▶ **Exercise inputs**

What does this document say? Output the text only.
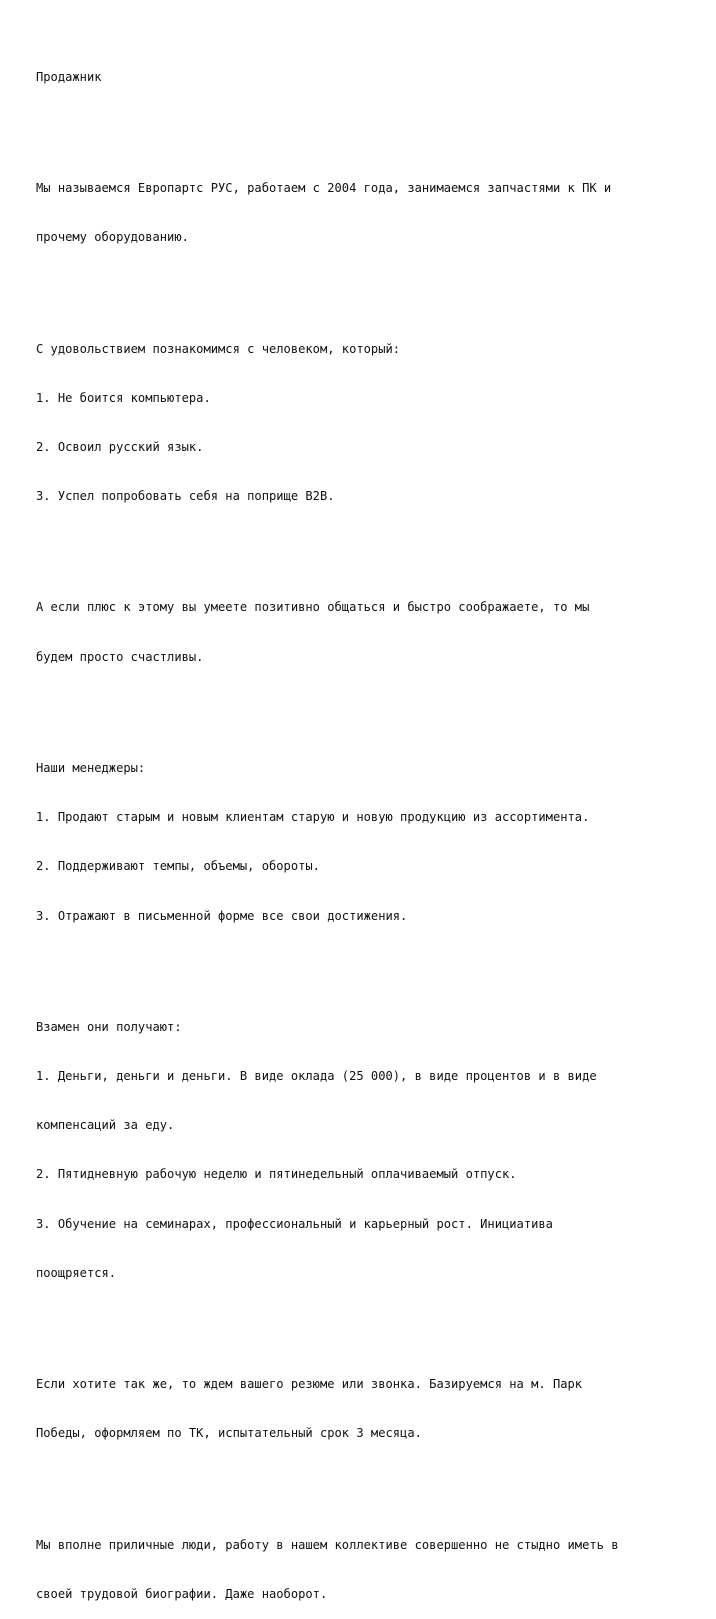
Продажник

Мы называемся Европартс РУС, работаем с 2004 года, занимаемся запчастями к ПК и

прочему оборудованию.

С удовольствием познакомимся с человеком, который:

1. Не боится компьютера.

2. Освоил русский язык.

3. Успел попробовать себя на поприще B2B.

А если плюс к этому вы умеете позитивно общаться и быстро соображаете, то мы

будем просто счастливы.

Наши менеджеры:

1. Продают старым и новым клиентам старую и новую продукцию из ассортимента.

2. Поддерживают темпы, объемы, обороты.

3. Отражают в письменной форме все свои достижения.

Взамен они получают:

1. Деньги, деньги и деньги. В виде оклада (25 000), в виде процентов и в виде

компенсаций за еду.

2. Пятидневную рабочую неделю и пятинедельный оплачиваемый отпуск.

3. Обучение на семинарах, профессиональный и карьерный рост. Инициатива

поощряется.

Если хотите так же, то ждем вашего резюме или звонка. Базируемся на м. Парк

Победы, оформляем по ТК, испытательный срок 3 месяца.

Мы вполне приличные люди, работу в нашем коллективе совершенно не стыдно иметь в

своей трудовой биографии. Даже наоборот.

▶ **Given instruction**
Copy every record above exactly as written, but leave out the pictures.

▶ **Exercise output**
What does this document say? Output the text only.
Продажник

Мы называемся Европартс РУС, работаем с 2004 года, занимаемся запчастями к ПК и

прочему оборудованию.

С удовольствием познакомимся с человеком, который:

1. Не боится компьютера.

2. Освоил русский язык.

3. Успел попробовать себя на поприще B2B.

А если плюс к этому вы умеете позитивно общаться и быстро соображаете, то мы

будем просто счастливы.

Наши менеджеры:

1. Продают старым и новым клиентам старую и новую продукцию из ассортимента.

2. Поддерживают темпы, объемы, обороты.

3. Отражают в письменной форме все свои достижения.

Взамен они получают:

1. Деньги, деньги и деньги. В виде оклада (25 000), в виде процентов и в виде

компенсаций за еду.

2. Пятидневную рабочую неделю и пятинедельный оплачиваемый отпуск.

3. Обучение на семинарах, профессиональный и карьерный рост. Инициатива

поощряется.

Если хотите так же, то ждем вашего резюме или звонка. Базируемся на м. Парк

Победы, оформляем по ТК, испытательный срок 3 месяца.

Мы вполне приличные люди, работу в нашем коллективе совершенно не стыдно иметь в

своей трудовой биографии. Даже наоборот.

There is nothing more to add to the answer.